Aim
Collect every line that includes the string "range".

Dataset excerpts
++++++++++++++++++++

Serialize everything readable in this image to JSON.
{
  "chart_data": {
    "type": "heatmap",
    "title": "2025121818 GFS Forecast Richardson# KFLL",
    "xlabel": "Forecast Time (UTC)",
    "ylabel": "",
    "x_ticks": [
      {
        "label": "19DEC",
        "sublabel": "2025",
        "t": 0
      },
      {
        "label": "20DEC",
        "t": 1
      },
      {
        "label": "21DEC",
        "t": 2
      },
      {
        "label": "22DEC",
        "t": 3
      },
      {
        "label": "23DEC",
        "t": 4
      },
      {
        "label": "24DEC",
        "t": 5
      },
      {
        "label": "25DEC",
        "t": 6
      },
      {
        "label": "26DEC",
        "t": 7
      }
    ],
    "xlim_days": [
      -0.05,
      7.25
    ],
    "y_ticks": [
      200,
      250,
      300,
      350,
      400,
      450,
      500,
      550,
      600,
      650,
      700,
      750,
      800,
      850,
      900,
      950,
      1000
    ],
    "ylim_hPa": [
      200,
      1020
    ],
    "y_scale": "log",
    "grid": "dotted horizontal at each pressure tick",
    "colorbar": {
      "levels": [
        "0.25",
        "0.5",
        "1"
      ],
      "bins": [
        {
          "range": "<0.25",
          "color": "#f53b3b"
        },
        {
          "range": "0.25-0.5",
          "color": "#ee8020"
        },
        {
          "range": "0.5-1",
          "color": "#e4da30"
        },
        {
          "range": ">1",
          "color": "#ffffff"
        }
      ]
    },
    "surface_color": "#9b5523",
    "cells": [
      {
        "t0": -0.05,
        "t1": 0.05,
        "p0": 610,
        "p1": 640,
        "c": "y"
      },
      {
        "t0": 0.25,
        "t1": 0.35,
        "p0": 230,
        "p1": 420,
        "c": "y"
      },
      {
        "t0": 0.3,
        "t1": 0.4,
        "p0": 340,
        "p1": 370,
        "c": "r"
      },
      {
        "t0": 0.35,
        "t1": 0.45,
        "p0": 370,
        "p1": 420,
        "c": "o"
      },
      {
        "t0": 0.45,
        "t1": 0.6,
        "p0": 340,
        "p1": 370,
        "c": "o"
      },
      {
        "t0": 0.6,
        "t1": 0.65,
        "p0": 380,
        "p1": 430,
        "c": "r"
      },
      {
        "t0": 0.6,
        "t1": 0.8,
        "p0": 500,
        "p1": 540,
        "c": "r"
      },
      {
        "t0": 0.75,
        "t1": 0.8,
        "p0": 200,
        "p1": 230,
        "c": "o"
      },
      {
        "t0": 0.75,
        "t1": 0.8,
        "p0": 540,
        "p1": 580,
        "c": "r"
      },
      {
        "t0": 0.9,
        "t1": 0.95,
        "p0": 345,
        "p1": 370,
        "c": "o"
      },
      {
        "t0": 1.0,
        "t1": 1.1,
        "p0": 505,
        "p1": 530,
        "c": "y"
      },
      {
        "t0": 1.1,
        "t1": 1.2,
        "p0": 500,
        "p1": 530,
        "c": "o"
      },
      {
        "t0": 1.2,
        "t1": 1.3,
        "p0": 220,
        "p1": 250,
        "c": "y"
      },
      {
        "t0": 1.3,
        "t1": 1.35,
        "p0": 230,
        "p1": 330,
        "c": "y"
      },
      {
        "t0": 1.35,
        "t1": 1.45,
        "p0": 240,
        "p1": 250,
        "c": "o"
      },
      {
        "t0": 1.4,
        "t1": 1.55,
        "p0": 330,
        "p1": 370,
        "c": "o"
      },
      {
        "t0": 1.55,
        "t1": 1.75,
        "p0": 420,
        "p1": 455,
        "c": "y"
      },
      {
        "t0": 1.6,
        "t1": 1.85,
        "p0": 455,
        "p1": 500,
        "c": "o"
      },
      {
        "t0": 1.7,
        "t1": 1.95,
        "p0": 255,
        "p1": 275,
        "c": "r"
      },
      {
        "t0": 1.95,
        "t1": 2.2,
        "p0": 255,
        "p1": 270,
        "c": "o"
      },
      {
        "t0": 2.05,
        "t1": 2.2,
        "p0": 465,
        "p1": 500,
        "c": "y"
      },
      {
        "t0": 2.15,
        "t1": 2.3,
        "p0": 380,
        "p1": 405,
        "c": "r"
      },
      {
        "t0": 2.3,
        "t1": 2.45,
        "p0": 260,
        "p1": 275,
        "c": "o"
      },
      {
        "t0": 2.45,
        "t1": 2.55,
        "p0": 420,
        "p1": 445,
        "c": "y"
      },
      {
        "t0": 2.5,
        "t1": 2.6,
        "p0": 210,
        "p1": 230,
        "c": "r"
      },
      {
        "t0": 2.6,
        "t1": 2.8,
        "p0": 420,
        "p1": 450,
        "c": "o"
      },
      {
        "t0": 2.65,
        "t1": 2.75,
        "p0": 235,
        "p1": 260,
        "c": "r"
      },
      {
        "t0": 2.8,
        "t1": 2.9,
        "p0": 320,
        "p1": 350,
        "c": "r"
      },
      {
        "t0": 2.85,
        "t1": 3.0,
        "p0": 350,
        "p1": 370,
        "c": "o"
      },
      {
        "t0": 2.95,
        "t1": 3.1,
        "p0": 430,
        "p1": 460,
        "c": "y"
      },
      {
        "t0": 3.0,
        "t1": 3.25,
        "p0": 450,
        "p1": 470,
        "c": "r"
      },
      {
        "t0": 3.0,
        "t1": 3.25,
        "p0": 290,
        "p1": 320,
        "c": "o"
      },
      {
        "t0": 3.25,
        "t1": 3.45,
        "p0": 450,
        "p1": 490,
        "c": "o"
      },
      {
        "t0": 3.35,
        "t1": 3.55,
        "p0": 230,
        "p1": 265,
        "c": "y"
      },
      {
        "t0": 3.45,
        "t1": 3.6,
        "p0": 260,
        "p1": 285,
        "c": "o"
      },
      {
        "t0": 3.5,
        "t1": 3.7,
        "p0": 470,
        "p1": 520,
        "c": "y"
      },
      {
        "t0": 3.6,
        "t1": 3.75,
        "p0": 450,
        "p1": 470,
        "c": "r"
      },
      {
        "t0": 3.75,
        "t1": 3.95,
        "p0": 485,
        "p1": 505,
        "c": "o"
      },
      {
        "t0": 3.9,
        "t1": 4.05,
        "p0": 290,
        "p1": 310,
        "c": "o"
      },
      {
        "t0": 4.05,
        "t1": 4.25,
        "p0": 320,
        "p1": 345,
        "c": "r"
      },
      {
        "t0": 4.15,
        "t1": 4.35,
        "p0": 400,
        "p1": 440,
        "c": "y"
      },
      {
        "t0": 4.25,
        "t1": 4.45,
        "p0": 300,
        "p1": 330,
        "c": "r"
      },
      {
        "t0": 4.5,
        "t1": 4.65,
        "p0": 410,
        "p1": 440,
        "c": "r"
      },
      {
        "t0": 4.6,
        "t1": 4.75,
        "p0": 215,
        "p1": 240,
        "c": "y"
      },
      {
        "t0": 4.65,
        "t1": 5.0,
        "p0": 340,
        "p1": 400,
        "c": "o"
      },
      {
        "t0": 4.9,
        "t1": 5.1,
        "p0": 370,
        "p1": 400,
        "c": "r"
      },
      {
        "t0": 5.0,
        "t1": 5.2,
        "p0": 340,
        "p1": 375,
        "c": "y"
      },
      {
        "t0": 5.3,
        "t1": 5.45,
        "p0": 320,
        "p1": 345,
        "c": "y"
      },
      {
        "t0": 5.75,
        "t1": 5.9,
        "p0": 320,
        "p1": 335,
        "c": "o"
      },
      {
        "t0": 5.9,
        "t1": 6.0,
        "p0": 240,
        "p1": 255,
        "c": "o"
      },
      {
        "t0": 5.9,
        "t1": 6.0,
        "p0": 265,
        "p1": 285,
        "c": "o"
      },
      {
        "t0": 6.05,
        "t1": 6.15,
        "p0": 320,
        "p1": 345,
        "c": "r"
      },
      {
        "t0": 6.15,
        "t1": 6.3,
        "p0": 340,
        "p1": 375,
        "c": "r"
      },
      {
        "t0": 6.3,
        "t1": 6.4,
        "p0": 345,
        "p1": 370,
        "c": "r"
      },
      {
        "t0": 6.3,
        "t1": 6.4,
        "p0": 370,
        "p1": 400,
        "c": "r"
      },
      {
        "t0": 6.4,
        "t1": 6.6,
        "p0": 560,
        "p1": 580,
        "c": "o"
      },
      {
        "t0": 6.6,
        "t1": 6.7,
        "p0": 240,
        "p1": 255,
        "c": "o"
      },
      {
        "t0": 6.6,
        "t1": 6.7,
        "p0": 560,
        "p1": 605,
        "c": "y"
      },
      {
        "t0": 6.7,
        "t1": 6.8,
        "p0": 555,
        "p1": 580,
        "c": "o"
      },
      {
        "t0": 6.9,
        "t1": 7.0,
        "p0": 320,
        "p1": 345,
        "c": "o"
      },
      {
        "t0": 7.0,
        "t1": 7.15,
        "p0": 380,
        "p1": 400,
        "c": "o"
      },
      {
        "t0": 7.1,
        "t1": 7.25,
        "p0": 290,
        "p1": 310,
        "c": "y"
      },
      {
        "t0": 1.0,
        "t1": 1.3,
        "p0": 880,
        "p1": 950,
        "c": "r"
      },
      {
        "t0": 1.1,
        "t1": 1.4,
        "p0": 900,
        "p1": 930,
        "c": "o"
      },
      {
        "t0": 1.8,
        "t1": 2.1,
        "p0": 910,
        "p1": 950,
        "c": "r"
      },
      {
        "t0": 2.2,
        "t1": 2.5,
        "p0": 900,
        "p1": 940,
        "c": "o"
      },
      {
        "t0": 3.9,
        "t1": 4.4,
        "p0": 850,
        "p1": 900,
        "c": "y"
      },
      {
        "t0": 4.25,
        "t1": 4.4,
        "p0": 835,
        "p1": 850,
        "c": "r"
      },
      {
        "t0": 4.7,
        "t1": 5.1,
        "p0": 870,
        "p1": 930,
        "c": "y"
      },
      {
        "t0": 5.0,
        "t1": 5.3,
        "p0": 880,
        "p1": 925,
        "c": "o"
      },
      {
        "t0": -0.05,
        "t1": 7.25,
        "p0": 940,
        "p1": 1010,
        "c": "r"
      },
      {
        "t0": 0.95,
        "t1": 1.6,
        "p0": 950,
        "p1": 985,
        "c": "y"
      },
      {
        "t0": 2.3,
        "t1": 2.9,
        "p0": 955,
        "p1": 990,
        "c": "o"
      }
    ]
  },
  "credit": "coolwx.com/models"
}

++++++++++++++++++++

Answer below
          "range": "<0.25",
          "range": "0.25-0.5",
          "range": "0.5-1",
          "range": ">1",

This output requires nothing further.